(Task instructions): Going through the material below, please gather all lines with the word "números" in them.

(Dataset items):
^^^^^^^^^^^^^^^^
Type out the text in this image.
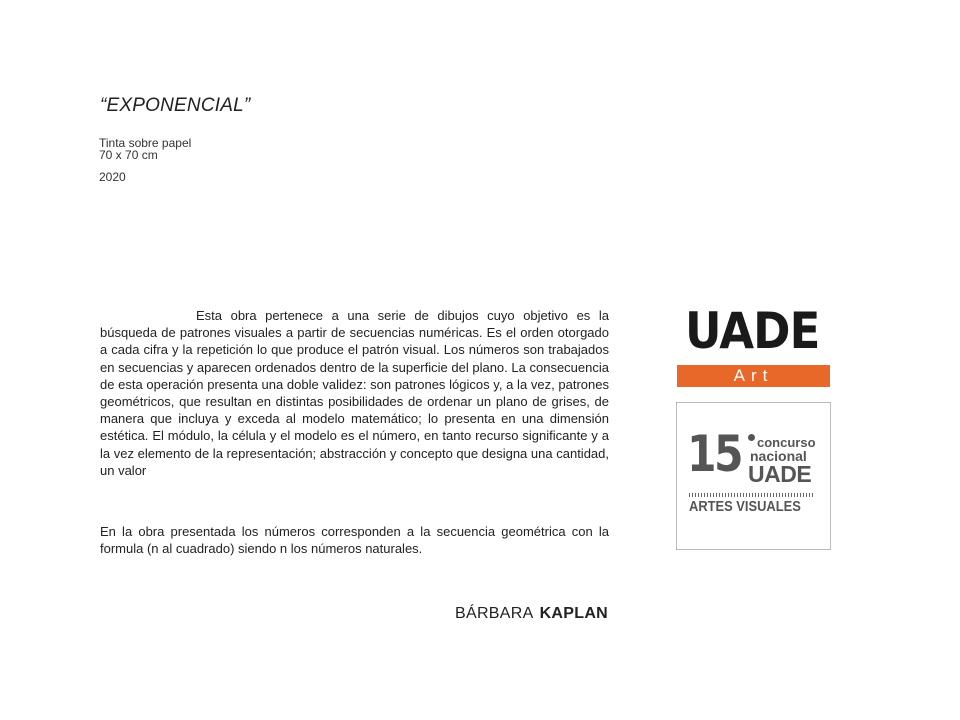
“EXPONENCIAL”
Tinta sobre papel
70 x 70 cm
2020
Esta obra pertenece a una serie de dibujos cuyo objetivo es la búsqueda de patrones visuales a partir de secuencias numéricas. Es el orden otorgado a cada cifra y la repetición lo que produce el patrón visual. Los números son trabajados en secuencias y aparecen ordenados dentro de la superficie del plano. La consecuencia de esta operación presenta una doble validez: son patrones lógicos y, a la vez, patrones geométricos, que resultan en distintas posibilidades de ordenar un plano de grises, de manera que incluya y exceda al modelo matemático; lo presenta en una dimensión estética. El módulo, la célula y el modelo es el número, en tanto recurso significante y a la vez elemento de la representación; abstracción y concepto que designa una cantidad, un valor
En la obra presentada los números corresponden a la secuencia geométrica con la formula (n al cuadrado) siendo n los números naturales.
BÁRBARA KAPLAN
UADE
Art
15 concurso
nacional
UADE
ARTES VISUALES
^^^^^^^^^^^^^^^^
(Problem solution):
Esta obra pertenece a una serie de dibujos cuyo objetivo es la búsqueda de patrones visuales a partir de secuencias numéricas. Es el orden otorgado a cada cifra y la repetición lo que produce el patrón visual. Los números son trabajados en secuencias y aparecen ordenados dentro de la superficie del plano. La consecuencia de esta operación presenta una doble validez: son patrones lógicos y, a la vez, patrones geométricos, que resultan en distintas posibilidades de ordenar un plano de grises, de manera que incluya y exceda al modelo matemático; lo presenta en una dimensión estética. El módulo, la célula y el modelo es el número, en tanto recurso significante y a la vez elemento de la representación; abstracción y concepto que designa una cantidad, un valor
En la obra presentada los números corresponden a la secuencia geométrica con la formula (n al cuadrado) siendo n los números naturales.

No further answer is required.